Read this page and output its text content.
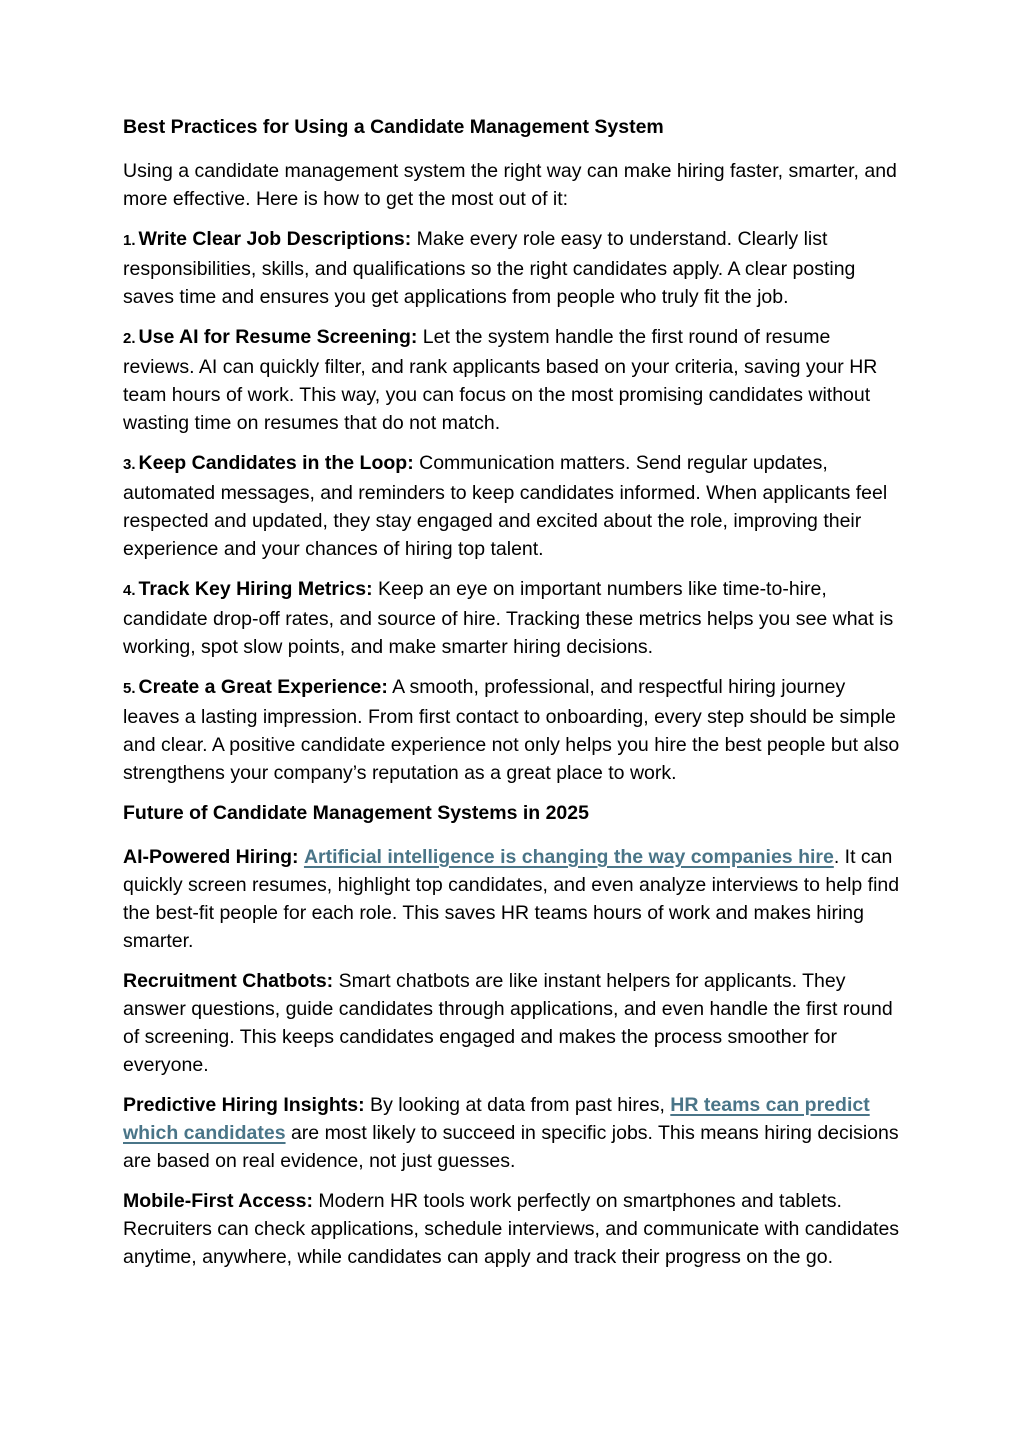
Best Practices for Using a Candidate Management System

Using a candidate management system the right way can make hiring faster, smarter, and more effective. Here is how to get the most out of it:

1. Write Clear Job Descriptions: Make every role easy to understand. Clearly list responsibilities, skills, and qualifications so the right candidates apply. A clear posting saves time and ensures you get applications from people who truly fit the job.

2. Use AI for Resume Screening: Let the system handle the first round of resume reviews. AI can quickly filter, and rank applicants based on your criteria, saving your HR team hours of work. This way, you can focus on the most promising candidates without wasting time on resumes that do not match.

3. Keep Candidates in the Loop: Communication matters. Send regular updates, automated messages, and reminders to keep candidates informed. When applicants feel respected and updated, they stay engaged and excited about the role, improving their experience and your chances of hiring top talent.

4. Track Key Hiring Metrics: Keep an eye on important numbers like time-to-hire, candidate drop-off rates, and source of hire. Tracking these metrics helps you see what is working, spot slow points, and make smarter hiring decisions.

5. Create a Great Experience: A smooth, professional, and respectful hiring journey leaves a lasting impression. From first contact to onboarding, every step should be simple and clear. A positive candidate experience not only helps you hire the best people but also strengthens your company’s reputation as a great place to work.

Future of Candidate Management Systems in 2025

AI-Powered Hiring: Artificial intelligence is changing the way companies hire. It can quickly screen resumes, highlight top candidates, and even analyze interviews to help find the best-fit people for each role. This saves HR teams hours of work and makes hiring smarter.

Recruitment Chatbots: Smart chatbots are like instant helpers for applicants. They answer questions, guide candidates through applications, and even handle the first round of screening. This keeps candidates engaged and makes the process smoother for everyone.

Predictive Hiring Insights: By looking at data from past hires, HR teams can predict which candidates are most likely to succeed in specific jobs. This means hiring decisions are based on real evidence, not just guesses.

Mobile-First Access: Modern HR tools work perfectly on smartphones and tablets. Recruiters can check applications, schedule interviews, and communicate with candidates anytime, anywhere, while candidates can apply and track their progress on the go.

------------------------------------

# [What needs to be done]
Omit the images and transcribe all of the records above word for word.

# [Task output]
Read this page and output its text content.
Best Practices for Using a Candidate Management System

Using a candidate management system the right way can make hiring faster, smarter, and more effective. Here is how to get the most out of it:

1. Write Clear Job Descriptions: Make every role easy to understand. Clearly list responsibilities, skills, and qualifications so the right candidates apply. A clear posting saves time and ensures you get applications from people who truly fit the job.

2. Use AI for Resume Screening: Let the system handle the first round of resume reviews. AI can quickly filter, and rank applicants based on your criteria, saving your HR team hours of work. This way, you can focus on the most promising candidates without wasting time on resumes that do not match.

3. Keep Candidates in the Loop: Communication matters. Send regular updates, automated messages, and reminders to keep candidates informed. When applicants feel respected and updated, they stay engaged and excited about the role, improving their experience and your chances of hiring top talent.

4. Track Key Hiring Metrics: Keep an eye on important numbers like time-to-hire, candidate drop-off rates, and source of hire. Tracking these metrics helps you see what is working, spot slow points, and make smarter hiring decisions.

5. Create a Great Experience: A smooth, professional, and respectful hiring journey leaves a lasting impression. From first contact to onboarding, every step should be simple and clear. A positive candidate experience not only helps you hire the best people but also strengthens your company’s reputation as a great place to work.

Future of Candidate Management Systems in 2025

AI-Powered Hiring: Artificial intelligence is changing the way companies hire. It can quickly screen resumes, highlight top candidates, and even analyze interviews to help find the best-fit people for each role. This saves HR teams hours of work and makes hiring smarter.

Recruitment Chatbots: Smart chatbots are like instant helpers for applicants. They answer questions, guide candidates through applications, and even handle the first round of screening. This keeps candidates engaged and makes the process smoother for everyone.

Predictive Hiring Insights: By looking at data from past hires, HR teams can predict which candidates are most likely to succeed in specific jobs. This means hiring decisions are based on real evidence, not just guesses.

Mobile-First Access: Modern HR tools work perfectly on smartphones and tablets. Recruiters can check applications, schedule interviews, and communicate with candidates anytime, anywhere, while candidates can apply and track their progress on the go.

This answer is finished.